GOAL: Find the lines of data that contain the string "Resources", then list them.

»»

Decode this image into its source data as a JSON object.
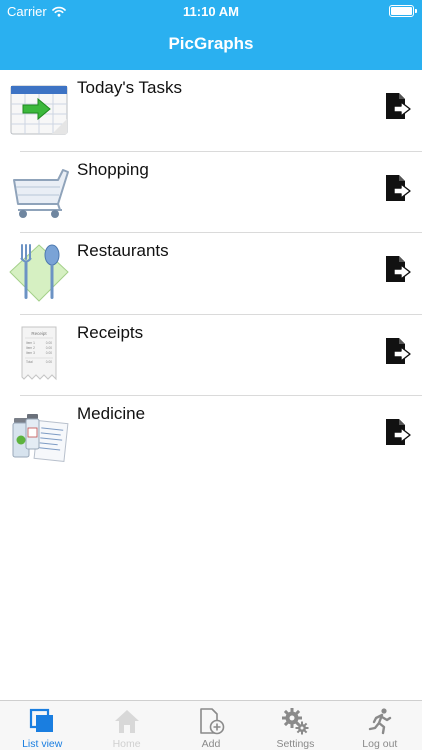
{
  "status_bar": {
    "carrier": "Carrier",
    "time": "11:10 AM"
  },
  "app": {
    "title": "PicGraphs"
  },
  "list": [
    {
      "title": "Today's Tasks",
      "icon": "calendar-icon"
    },
    {
      "title": "Shopping",
      "icon": "shopping-cart-icon"
    },
    {
      "title": "Restaurants",
      "icon": "fork-spoon-icon"
    },
    {
      "title": "Receipts",
      "icon": "receipt-icon"
    },
    {
      "title": "Medicine",
      "icon": "medicine-icon"
    }
  ],
  "receipt_thumb": {
    "heading": "Receipt",
    "lines": [
      {
        "label": "Item 1",
        "amount": "0.00"
      },
      {
        "label": "Item 2",
        "amount": "0.00"
      },
      {
        "label": "Item 3",
        "amount": "0.00"
      },
      {
        "label": "Total",
        "amount": "0.00"
      }
    ]
  },
  "tabs": [
    {
      "label": "List view",
      "icon": "list-view-icon",
      "state": "active"
    },
    {
      "label": "Home",
      "icon": "home-icon",
      "state": "disabled"
    },
    {
      "label": "Add",
      "icon": "add-document-icon",
      "state": "normal"
    },
    {
      "label": "Settings",
      "icon": "gears-icon",
      "state": "normal"
    },
    {
      "label": "Log out",
      "icon": "running-person-icon",
      "state": "normal"
    }
  ],
  "colors": {
    "header": "#2ab0f0",
    "active_tab": "#1a7ee0",
    "inactive_tab": "#8a8a8a",
    "disabled_tab": "#cfcfcf"
  }
}
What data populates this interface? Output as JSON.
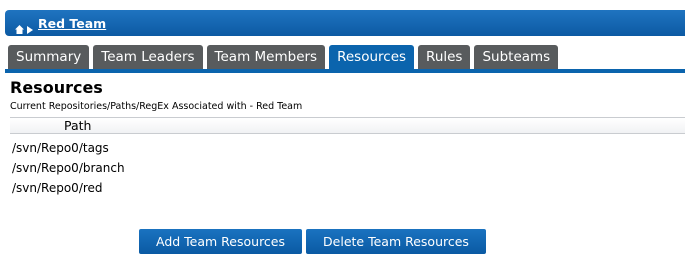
{
  "header": {
    "home_icon": "home-icon",
    "separator_icon": "chevron-right-icon",
    "team_name": "Red Team",
    "bar_color": "#0c5aa3"
  },
  "tabs": [
    {
      "label": "Summary",
      "active": false
    },
    {
      "label": "Team Leaders",
      "active": false
    },
    {
      "label": "Team Members",
      "active": false
    },
    {
      "label": "Resources",
      "active": true
    },
    {
      "label": "Rules",
      "active": false
    },
    {
      "label": "Subteams",
      "active": false
    }
  ],
  "main": {
    "title": "Resources",
    "subtitle": "Current Repositories/Paths/RegEx Associated with - Red Team",
    "table": {
      "column_header": "Path",
      "rows": [
        "/svn/Repo0/tags",
        "/svn/Repo0/branch",
        "/svn/Repo0/red"
      ]
    }
  },
  "actions": {
    "add_label": "Add Team Resources",
    "delete_label": "Delete Team Resources"
  }
}
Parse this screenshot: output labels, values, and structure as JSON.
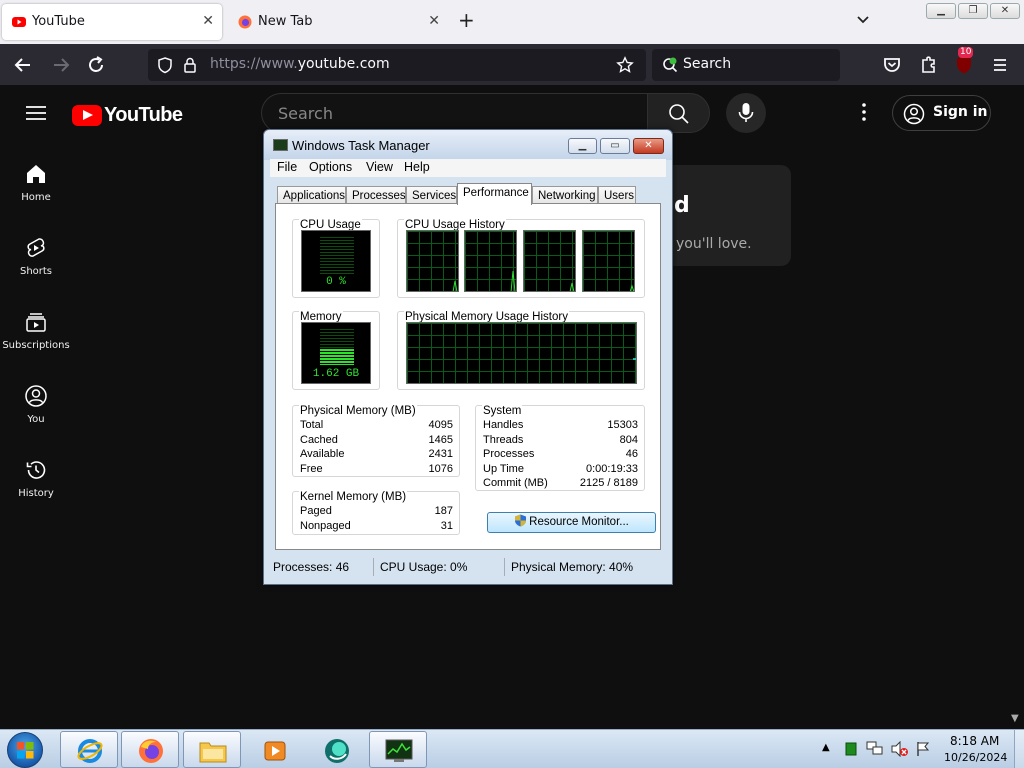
{
  "browser": {
    "tabs": [
      {
        "title": "YouTube",
        "active": true
      },
      {
        "title": "New Tab",
        "active": false
      }
    ],
    "url_protocol": "https://www.",
    "url_host": "youtube.com",
    "search_placeholder": "Search",
    "extension_badge": "10",
    "colors": {
      "tabstrip": "#f0f0f4",
      "toolbar": "#2b2a33",
      "urlbar": "#1c1b22"
    }
  },
  "youtube": {
    "logo_text": "YouTube",
    "search_placeholder": "Search",
    "sign_in": "Sign in",
    "sidebar": [
      {
        "label": "Home",
        "icon": "home-icon"
      },
      {
        "label": "Shorts",
        "icon": "shorts-icon"
      },
      {
        "label": "Subscriptions",
        "icon": "subscriptions-icon"
      },
      {
        "label": "You",
        "icon": "user-circle-icon"
      },
      {
        "label": "History",
        "icon": "history-icon"
      }
    ],
    "card_heading_fragment": "d",
    "card_text_fragment": "you'll love.",
    "colors": {
      "background": "#0f0f0f",
      "brand": "#ff0000"
    }
  },
  "task_manager": {
    "title": "Windows Task Manager",
    "menu": [
      "File",
      "Options",
      "View",
      "Help"
    ],
    "tabs": [
      "Applications",
      "Processes",
      "Services",
      "Performance",
      "Networking",
      "Users"
    ],
    "selected_tab": "Performance",
    "cpu_usage_label": "CPU Usage",
    "cpu_usage_value": "0 %",
    "cpu_history_label": "CPU Usage History",
    "memory_label": "Memory",
    "memory_value": "1.62 GB",
    "memory_history_label": "Physical Memory Usage History",
    "physical_memory": {
      "label": "Physical Memory (MB)",
      "rows": [
        {
          "k": "Total",
          "v": "4095"
        },
        {
          "k": "Cached",
          "v": "1465"
        },
        {
          "k": "Available",
          "v": "2431"
        },
        {
          "k": "Free",
          "v": "1076"
        }
      ]
    },
    "kernel_memory": {
      "label": "Kernel Memory (MB)",
      "rows": [
        {
          "k": "Paged",
          "v": "187"
        },
        {
          "k": "Nonpaged",
          "v": "31"
        }
      ]
    },
    "system": {
      "label": "System",
      "rows": [
        {
          "k": "Handles",
          "v": "15303"
        },
        {
          "k": "Threads",
          "v": "804"
        },
        {
          "k": "Processes",
          "v": "46"
        },
        {
          "k": "Up Time",
          "v": "0:00:19:33"
        },
        {
          "k": "Commit (MB)",
          "v": "2125 / 8189"
        }
      ]
    },
    "resource_monitor_button": "Resource Monitor...",
    "status": {
      "processes": "Processes: 46",
      "cpu": "CPU Usage: 0%",
      "memory": "Physical Memory: 40%"
    },
    "graph_color": "#2fe02f"
  },
  "taskbar": {
    "apps": [
      "internet-explorer-icon",
      "firefox-icon",
      "file-explorer-icon",
      "media-player-icon",
      "app-globe-icon",
      "task-manager-icon"
    ],
    "time": "8:18 AM",
    "date": "10/26/2024"
  }
}
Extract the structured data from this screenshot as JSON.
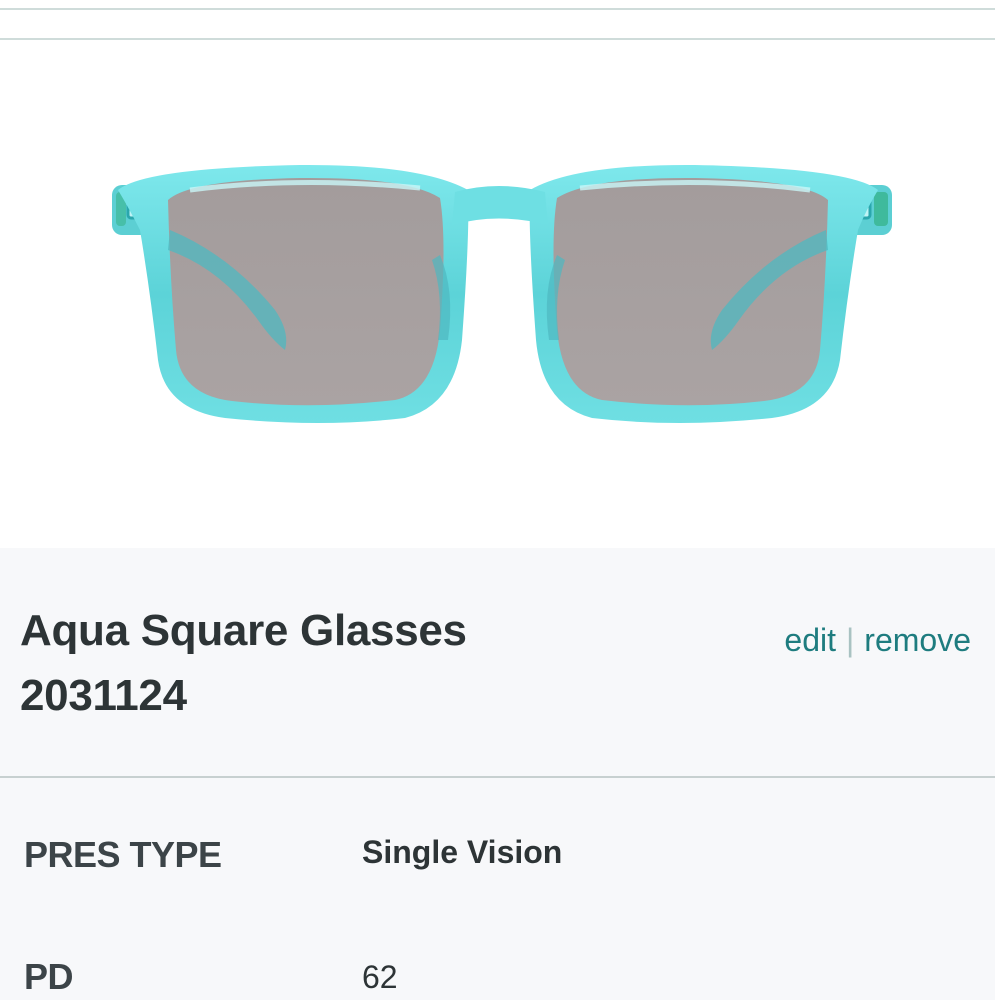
{
  "product": {
    "name": "Aqua Square Glasses",
    "sku": "2031124",
    "frame_color": "#6fe0e4",
    "lens_color": "#a6a0a0"
  },
  "actions": {
    "edit_label": "edit",
    "separator": "|",
    "remove_label": "remove",
    "link_color": "#1e7c7f"
  },
  "prescription": {
    "rows": [
      {
        "label": "PRES TYPE",
        "value": "Single Vision"
      },
      {
        "label": "PD",
        "value": "62"
      }
    ]
  }
}
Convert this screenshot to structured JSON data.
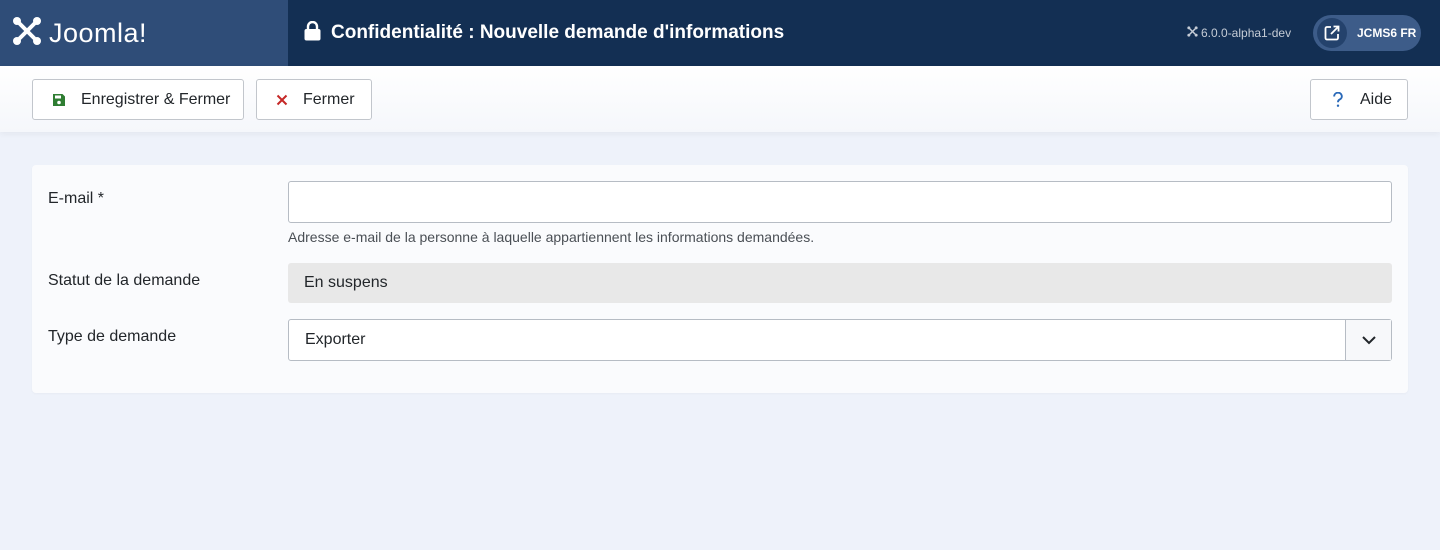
{
  "header": {
    "logo_text": "Joomla!",
    "page_title": "Confidentialité : Nouvelle demande d'informations",
    "version": "6.0.0-alpha1-dev",
    "site_label": "JCMS6 FR"
  },
  "toolbar": {
    "save_close_label": "Enregistrer & Fermer",
    "close_label": "Fermer",
    "help_label": "Aide"
  },
  "form": {
    "email": {
      "label": "E-mail *",
      "value": "",
      "hint": "Adresse e-mail de la personne à laquelle appartiennent les informations demandées."
    },
    "status": {
      "label": "Statut de la demande",
      "value": "En suspens"
    },
    "type": {
      "label": "Type de demande",
      "selected": "Exporter"
    }
  },
  "colors": {
    "header_bg": "#132f53",
    "logo_bg": "#2f4d78",
    "save_icon": "#2f7d32",
    "close_icon": "#c52827",
    "help_icon": "#2a69b8"
  },
  "icons": [
    "joomla-logo-icon",
    "lock-icon",
    "joomla-small-icon",
    "external-link-icon",
    "save-icon",
    "close-icon",
    "help-icon",
    "chevron-down-icon"
  ]
}
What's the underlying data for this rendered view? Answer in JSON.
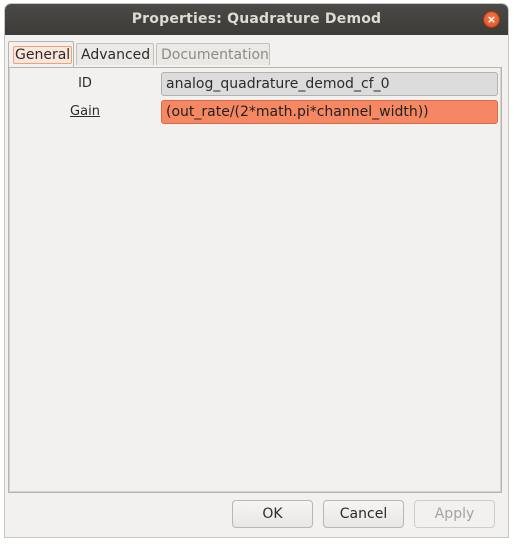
{
  "window": {
    "title": "Properties: Quadrature Demod",
    "close_icon_glyph": "×"
  },
  "tabs": [
    {
      "label": "General",
      "state": "active"
    },
    {
      "label": "Advanced",
      "state": "normal"
    },
    {
      "label": "Documentation",
      "state": "disabled"
    }
  ],
  "properties": {
    "id": {
      "label": "ID",
      "value": "analog_quadrature_demod_cf_0"
    },
    "gain": {
      "label": "Gain",
      "value": "(out_rate/(2*math.pi*channel_width))"
    }
  },
  "buttons": {
    "ok": "OK",
    "cancel": "Cancel",
    "apply": "Apply"
  },
  "colors": {
    "titlebar": "#3c3b37",
    "close_button": "#e0561f",
    "gain_field_error": "#f68763",
    "id_field_bg": "#dcdcdc"
  },
  "icons": {
    "close": "close-icon"
  }
}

««

FINISHED TASK:
      "label": "Resources",
    "title": "Resources",
    "add_label": "Add Team Resources",
    "delete_label": "Delete Team Resources"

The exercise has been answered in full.